## Instructions for the task
From the listing below, select every line where the word "name" appears.

# Start of Given entries

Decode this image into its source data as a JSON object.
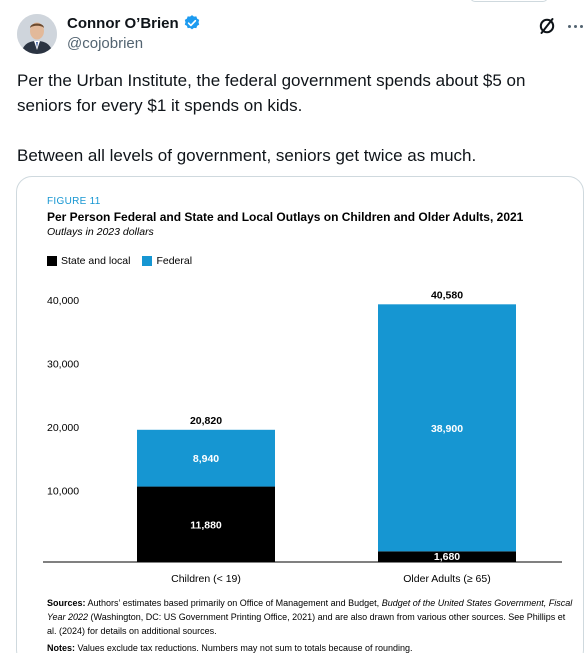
{
  "author": {
    "name": "Connor O’Brien",
    "handle": "@cojobrien",
    "verified_icon": "verified-badge-icon",
    "verified_color": "#1d9bf0"
  },
  "header_icons": {
    "grok": "grok-icon",
    "more": "more-icon"
  },
  "tweet": {
    "paragraphs": [
      "Per the Urban Institute, the federal government spends about $5 on seniors for every $1 it spends on kids.",
      "Between all levels of government, seniors get twice as much."
    ]
  },
  "figure": {
    "label": "FIGURE 11",
    "title": "Per Person Federal and State and Local Outlays on Children and Older Adults, 2021",
    "subtitle": "Outlays in 2023 dollars",
    "sources_label": "Sources:",
    "sources_text_1": " Authors’ estimates based primarily on Office of Management and Budget, ",
    "sources_italic": "Budget of the United States Government, Fiscal Year 2022",
    "sources_text_2": " (Washington, DC: US Government Printing Office, 2021) and are also drawn from various other sources. See Phillips et al. (2024) for details on additional sources.",
    "notes_label": "Notes:",
    "notes_text": " Values exclude tax reductions. Numbers may not sum to totals because of rounding."
  },
  "chart_data": {
    "type": "bar",
    "stacked": true,
    "categories": [
      "Children (< 19)",
      "Older Adults (≥ 65)"
    ],
    "series": [
      {
        "name": "State and local",
        "color": "#000000",
        "values": [
          11880,
          1680
        ],
        "labels": [
          "11,880",
          "1,680"
        ]
      },
      {
        "name": "Federal",
        "color": "#1696d2",
        "values": [
          8940,
          38900
        ],
        "labels": [
          "8,940",
          "38,900"
        ]
      }
    ],
    "totals": [
      20820,
      40580
    ],
    "total_labels": [
      "20,820",
      "40,580"
    ],
    "ylim": [
      0,
      40000
    ],
    "yticks": [
      10000,
      20000,
      30000,
      40000
    ],
    "ytick_labels": [
      "10,000",
      "20,000",
      "30,000",
      "40,000"
    ],
    "legend_position": "top-left",
    "grid": false
  }
}
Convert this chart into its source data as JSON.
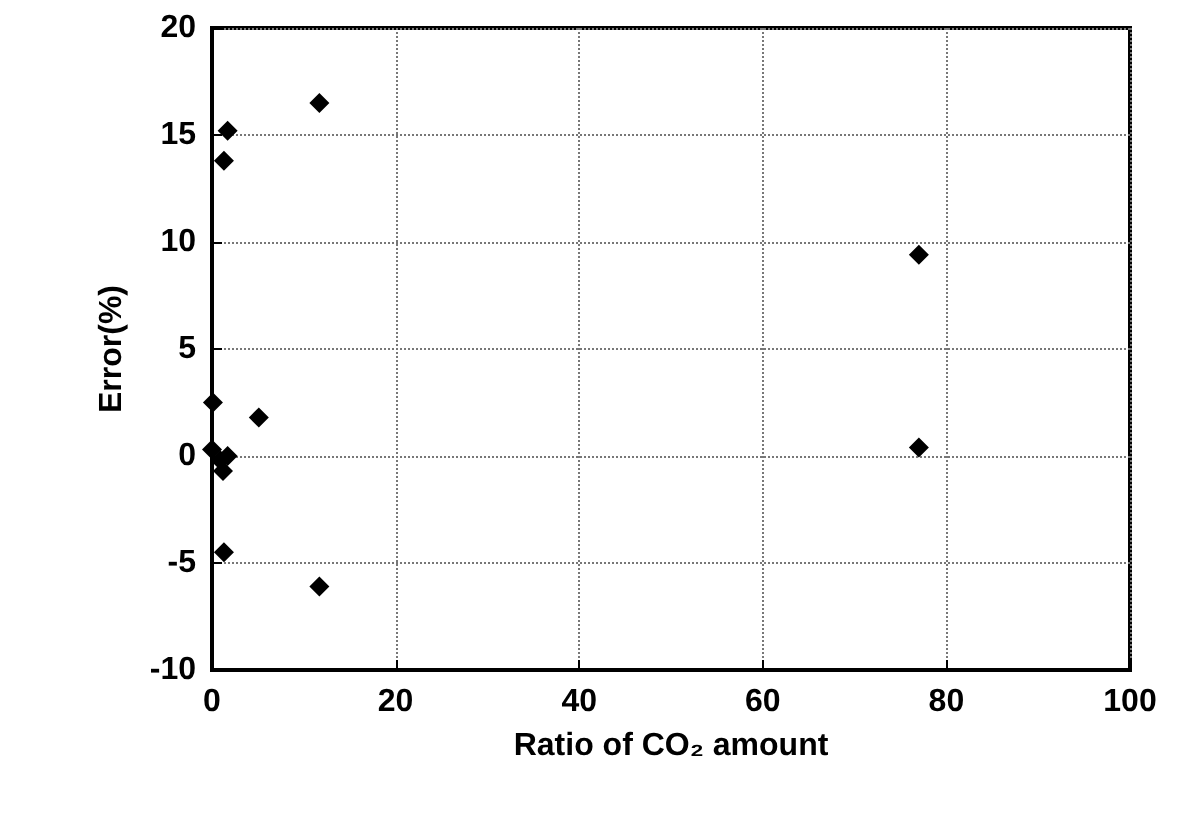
{
  "chart_data": {
    "type": "scatter",
    "xlabel": "Ratio of CO₂ amount",
    "ylabel": "Error(%)",
    "series": [
      {
        "color": "#000000",
        "x": [
          11.7,
          1.7,
          1.3,
          0.1,
          5.1,
          0,
          1.7,
          0.9,
          1.2,
          1.3,
          11.7,
          77,
          77
        ],
        "values": [
          16.5,
          15.2,
          13.8,
          2.5,
          1.8,
          0.3,
          0,
          -0.2,
          -0.7,
          -4.5,
          -6.1,
          9.4,
          0.4
        ]
      }
    ],
    "xlim": [
      0,
      100
    ],
    "xticks": [
      0,
      20,
      40,
      60,
      80,
      100
    ],
    "ylim": [
      -10,
      20
    ],
    "yticks": [
      -10,
      -5,
      0,
      5,
      10,
      15,
      20
    ],
    "grid": true,
    "marker": "diamond"
  }
}
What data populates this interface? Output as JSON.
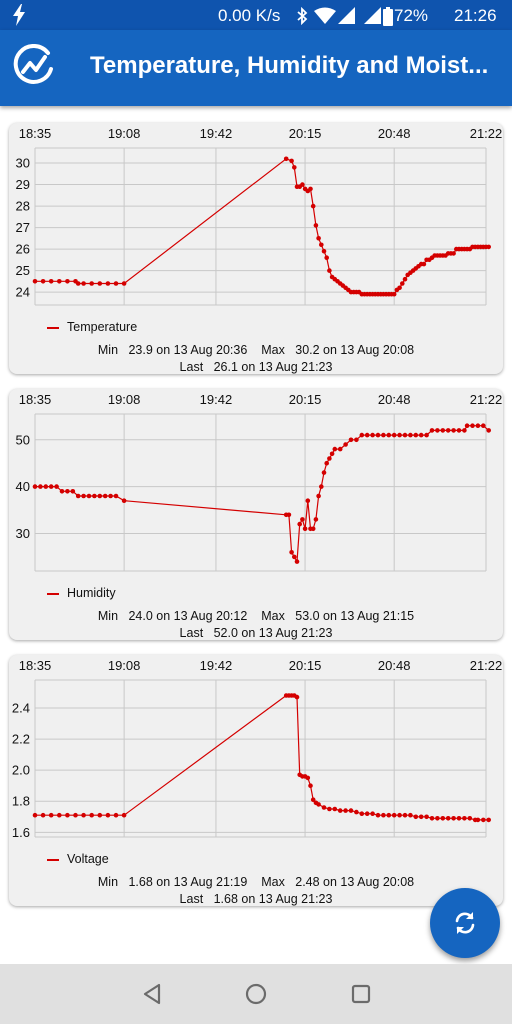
{
  "status_bar": {
    "speed": "0.00 K/s",
    "battery": "72%",
    "time": "21:26",
    "icons": [
      "bolt-icon",
      "bluetooth-icon",
      "wifi-icon",
      "signal-icon",
      "signal-roaming-icon",
      "battery-icon"
    ]
  },
  "app_bar": {
    "title": "Temperature, Humidity and Moist...",
    "logo_icon": "chart-logo-icon"
  },
  "colors": {
    "series": "#d40000",
    "app_bar": "#1565c0",
    "card": "#f0f0f0",
    "grid": "#c8c8c8"
  },
  "fab": {
    "icon": "refresh-icon"
  },
  "nav_bar": {
    "icons": [
      "back-icon",
      "home-icon",
      "recents-icon"
    ]
  },
  "chart_data": [
    {
      "type": "line",
      "x_tick_labels": [
        "18:35",
        "19:08",
        "19:42",
        "20:15",
        "20:48",
        "21:22"
      ],
      "xlim": [
        "18:35",
        "21:22"
      ],
      "ylim": [
        23.4,
        30.7
      ],
      "y_ticks": [
        24,
        25,
        26,
        27,
        28,
        29,
        30
      ],
      "y_tick_labels": [
        "24",
        "25",
        "26",
        "27",
        "28",
        "29",
        "30"
      ],
      "grid": true,
      "legend_position": "bottom-left",
      "series": [
        {
          "name": "Temperature",
          "x": [
            "18:35",
            "18:38",
            "18:41",
            "18:44",
            "18:47",
            "18:50",
            "18:51",
            "18:53",
            "18:56",
            "18:59",
            "19:02",
            "19:05",
            "19:08",
            "20:08",
            "20:10",
            "20:11",
            "20:12",
            "20:13",
            "20:14",
            "20:15",
            "20:16",
            "20:17",
            "20:18",
            "20:19",
            "20:20",
            "20:21",
            "20:22",
            "20:23",
            "20:24",
            "20:25",
            "20:26",
            "20:27",
            "20:28",
            "20:29",
            "20:30",
            "20:31",
            "20:32",
            "20:33",
            "20:34",
            "20:35",
            "20:36",
            "20:37",
            "20:38",
            "20:39",
            "20:40",
            "20:41",
            "20:42",
            "20:43",
            "20:44",
            "20:45",
            "20:46",
            "20:47",
            "20:48",
            "20:49",
            "20:50",
            "20:51",
            "20:52",
            "20:53",
            "20:54",
            "20:55",
            "20:56",
            "20:57",
            "20:58",
            "20:59",
            "21:00",
            "21:01",
            "21:02",
            "21:03",
            "21:04",
            "21:05",
            "21:06",
            "21:07",
            "21:08",
            "21:09",
            "21:10",
            "21:11",
            "21:12",
            "21:13",
            "21:14",
            "21:15",
            "21:16",
            "21:17",
            "21:18",
            "21:19",
            "21:20",
            "21:21",
            "21:22",
            "21:23"
          ],
          "y": [
            24.5,
            24.5,
            24.5,
            24.5,
            24.5,
            24.5,
            24.4,
            24.4,
            24.4,
            24.4,
            24.4,
            24.4,
            24.4,
            30.2,
            30.1,
            29.8,
            28.9,
            28.9,
            29.0,
            28.8,
            28.7,
            28.8,
            28.0,
            27.1,
            26.5,
            26.2,
            25.9,
            25.6,
            25.0,
            24.7,
            24.6,
            24.5,
            24.4,
            24.3,
            24.2,
            24.1,
            24.0,
            24.0,
            24.0,
            24.0,
            23.9,
            23.9,
            23.9,
            23.9,
            23.9,
            23.9,
            23.9,
            23.9,
            23.9,
            23.9,
            23.9,
            23.9,
            23.9,
            24.1,
            24.2,
            24.4,
            24.6,
            24.8,
            24.9,
            25.0,
            25.1,
            25.2,
            25.3,
            25.3,
            25.5,
            25.5,
            25.6,
            25.7,
            25.7,
            25.7,
            25.7,
            25.7,
            25.8,
            25.8,
            25.8,
            26.0,
            26.0,
            26.0,
            26.0,
            26.0,
            26.0,
            26.1,
            26.1,
            26.1,
            26.1,
            26.1,
            26.1,
            26.1
          ]
        }
      ],
      "stats_line1": "Min   23.9 on 13 Aug 20:36    Max   30.2 on 13 Aug 20:08",
      "stats_line2": "Last   26.1 on 13 Aug 21:23"
    },
    {
      "type": "line",
      "x_tick_labels": [
        "18:35",
        "19:08",
        "19:42",
        "20:15",
        "20:48",
        "21:22"
      ],
      "xlim": [
        "18:35",
        "21:22"
      ],
      "ylim": [
        22.0,
        55.5
      ],
      "y_ticks": [
        30,
        40,
        50
      ],
      "y_tick_labels": [
        "30",
        "40",
        "50"
      ],
      "grid": true,
      "legend_position": "bottom-left",
      "series": [
        {
          "name": "Humidity",
          "x": [
            "18:35",
            "18:37",
            "18:39",
            "18:41",
            "18:43",
            "18:45",
            "18:47",
            "18:49",
            "18:51",
            "18:53",
            "18:55",
            "18:57",
            "18:59",
            "19:01",
            "19:03",
            "19:05",
            "19:08",
            "20:08",
            "20:09",
            "20:10",
            "20:11",
            "20:12",
            "20:13",
            "20:14",
            "20:15",
            "20:16",
            "20:17",
            "20:18",
            "20:19",
            "20:20",
            "20:21",
            "20:22",
            "20:23",
            "20:24",
            "20:25",
            "20:26",
            "20:28",
            "20:30",
            "20:32",
            "20:34",
            "20:36",
            "20:38",
            "20:40",
            "20:42",
            "20:44",
            "20:46",
            "20:48",
            "20:50",
            "20:52",
            "20:54",
            "20:56",
            "20:58",
            "21:00",
            "21:02",
            "21:04",
            "21:06",
            "21:08",
            "21:10",
            "21:12",
            "21:14",
            "21:15",
            "21:17",
            "21:19",
            "21:21",
            "21:23"
          ],
          "y": [
            40,
            40,
            40,
            40,
            40,
            39,
            39,
            39,
            38,
            38,
            38,
            38,
            38,
            38,
            38,
            38,
            37,
            34,
            34,
            26,
            25,
            24,
            32,
            33,
            31,
            37,
            31,
            31,
            33,
            38,
            40,
            43,
            45,
            46,
            47,
            48,
            48,
            49,
            50,
            50,
            51,
            51,
            51,
            51,
            51,
            51,
            51,
            51,
            51,
            51,
            51,
            51,
            51,
            52,
            52,
            52,
            52,
            52,
            52,
            52,
            53,
            53,
            53,
            53,
            52
          ]
        }
      ],
      "stats_line1": "Min   24.0 on 13 Aug 20:12    Max   53.0 on 13 Aug 21:15",
      "stats_line2": "Last   52.0 on 13 Aug 21:23"
    },
    {
      "type": "line",
      "x_tick_labels": [
        "18:35",
        "19:08",
        "19:42",
        "20:15",
        "20:48",
        "21:22"
      ],
      "xlim": [
        "18:35",
        "21:22"
      ],
      "ylim": [
        1.57,
        2.58
      ],
      "y_ticks": [
        1.6,
        1.8,
        2.0,
        2.2,
        2.4
      ],
      "y_tick_labels": [
        "1.6",
        "1.8",
        "2.0",
        "2.2",
        "2.4"
      ],
      "grid": true,
      "legend_position": "bottom-left",
      "series": [
        {
          "name": "Voltage",
          "x": [
            "18:35",
            "18:38",
            "18:41",
            "18:44",
            "18:47",
            "18:50",
            "18:53",
            "18:56",
            "18:59",
            "19:02",
            "19:05",
            "19:08",
            "20:08",
            "20:09",
            "20:10",
            "20:11",
            "20:12",
            "20:13",
            "20:14",
            "20:15",
            "20:16",
            "20:17",
            "20:18",
            "20:19",
            "20:20",
            "20:22",
            "20:24",
            "20:26",
            "20:28",
            "20:30",
            "20:32",
            "20:34",
            "20:36",
            "20:38",
            "20:40",
            "20:42",
            "20:44",
            "20:46",
            "20:48",
            "20:50",
            "20:52",
            "20:54",
            "20:56",
            "20:58",
            "21:00",
            "21:02",
            "21:04",
            "21:06",
            "21:08",
            "21:10",
            "21:12",
            "21:14",
            "21:16",
            "21:18",
            "21:19",
            "21:21",
            "21:23"
          ],
          "y": [
            1.71,
            1.71,
            1.71,
            1.71,
            1.71,
            1.71,
            1.71,
            1.71,
            1.71,
            1.71,
            1.71,
            1.71,
            2.48,
            2.48,
            2.48,
            2.48,
            2.47,
            1.97,
            1.96,
            1.96,
            1.95,
            1.9,
            1.81,
            1.79,
            1.78,
            1.76,
            1.75,
            1.75,
            1.74,
            1.74,
            1.74,
            1.73,
            1.72,
            1.72,
            1.72,
            1.71,
            1.71,
            1.71,
            1.71,
            1.71,
            1.71,
            1.71,
            1.7,
            1.7,
            1.7,
            1.69,
            1.69,
            1.69,
            1.69,
            1.69,
            1.69,
            1.69,
            1.69,
            1.68,
            1.68,
            1.68,
            1.68
          ]
        }
      ],
      "stats_line1": "Min   1.68 on 13 Aug 21:19    Max   2.48 on 13 Aug 20:08",
      "stats_line2": "Last   1.68 on 13 Aug 21:23"
    }
  ]
}
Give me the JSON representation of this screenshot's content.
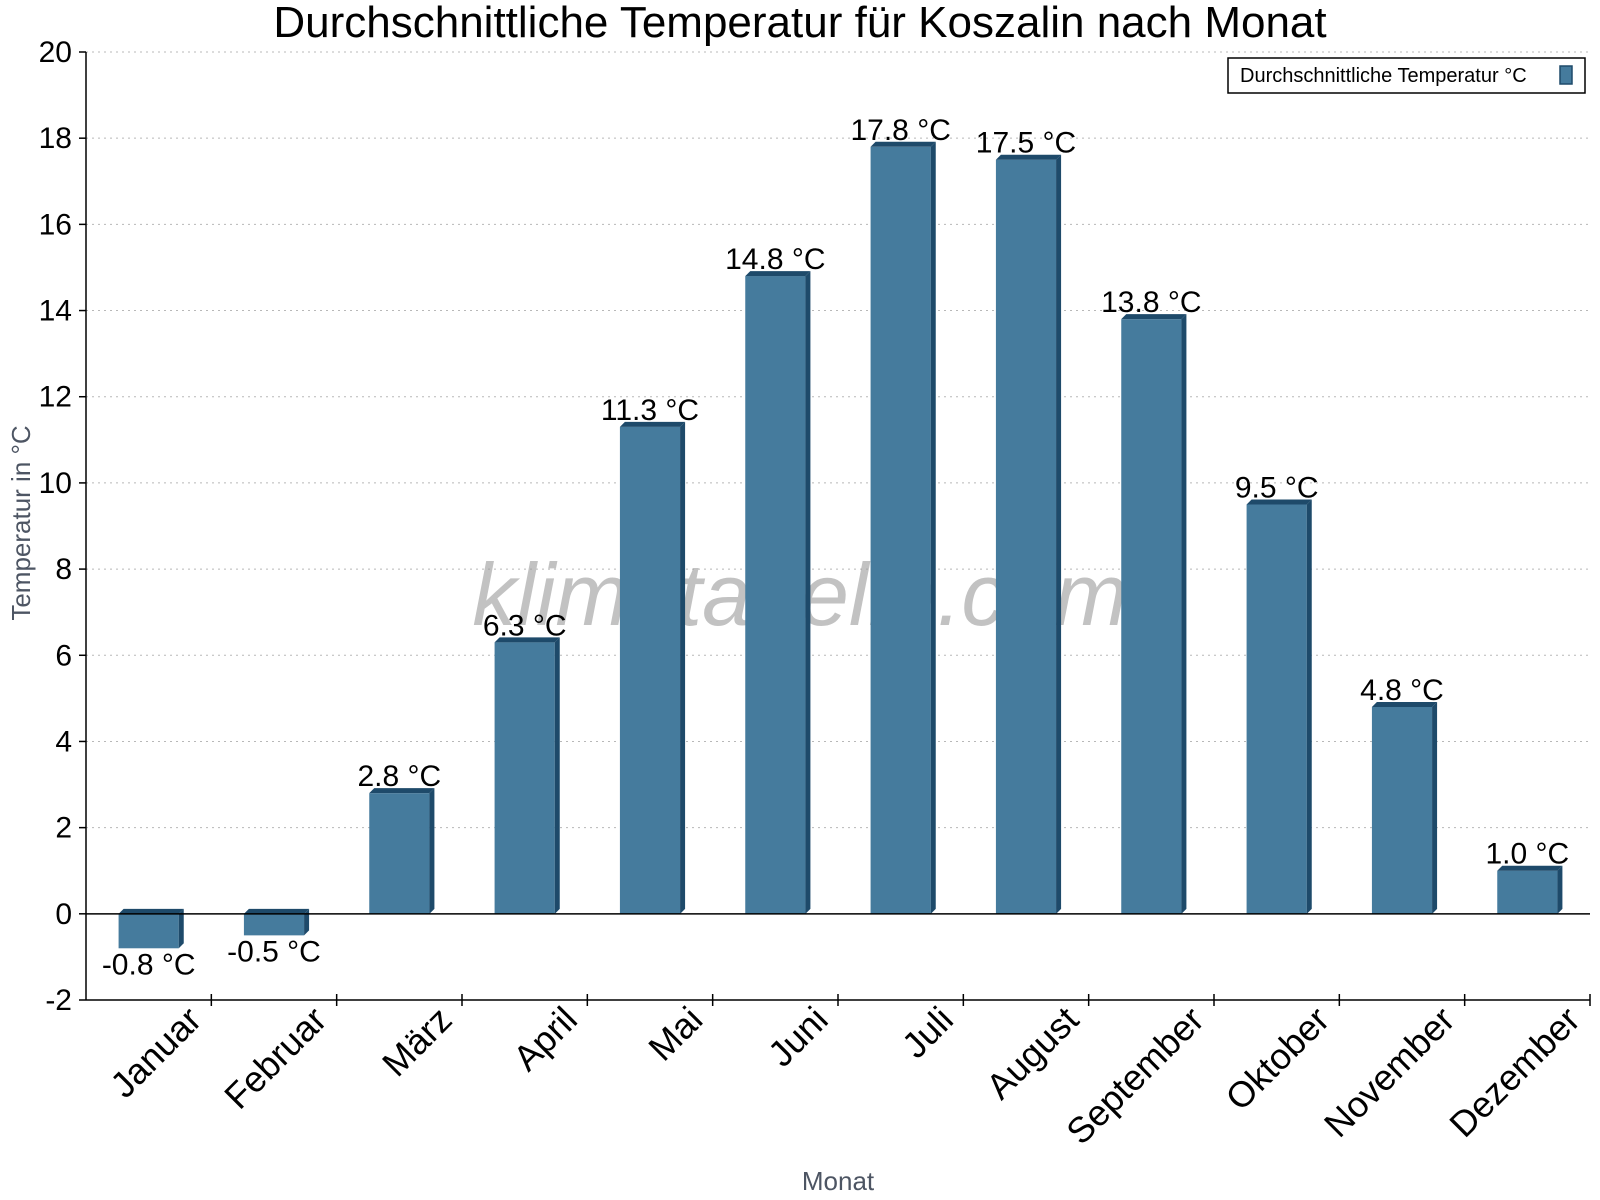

# End of Given entries

## Result of the task
    "name": "Connor O’Brien",
        "name": "State and local",
        "name": "Federal",
          "name": "Temperature",
          "name": "Humidity",
          "name": "Voltage",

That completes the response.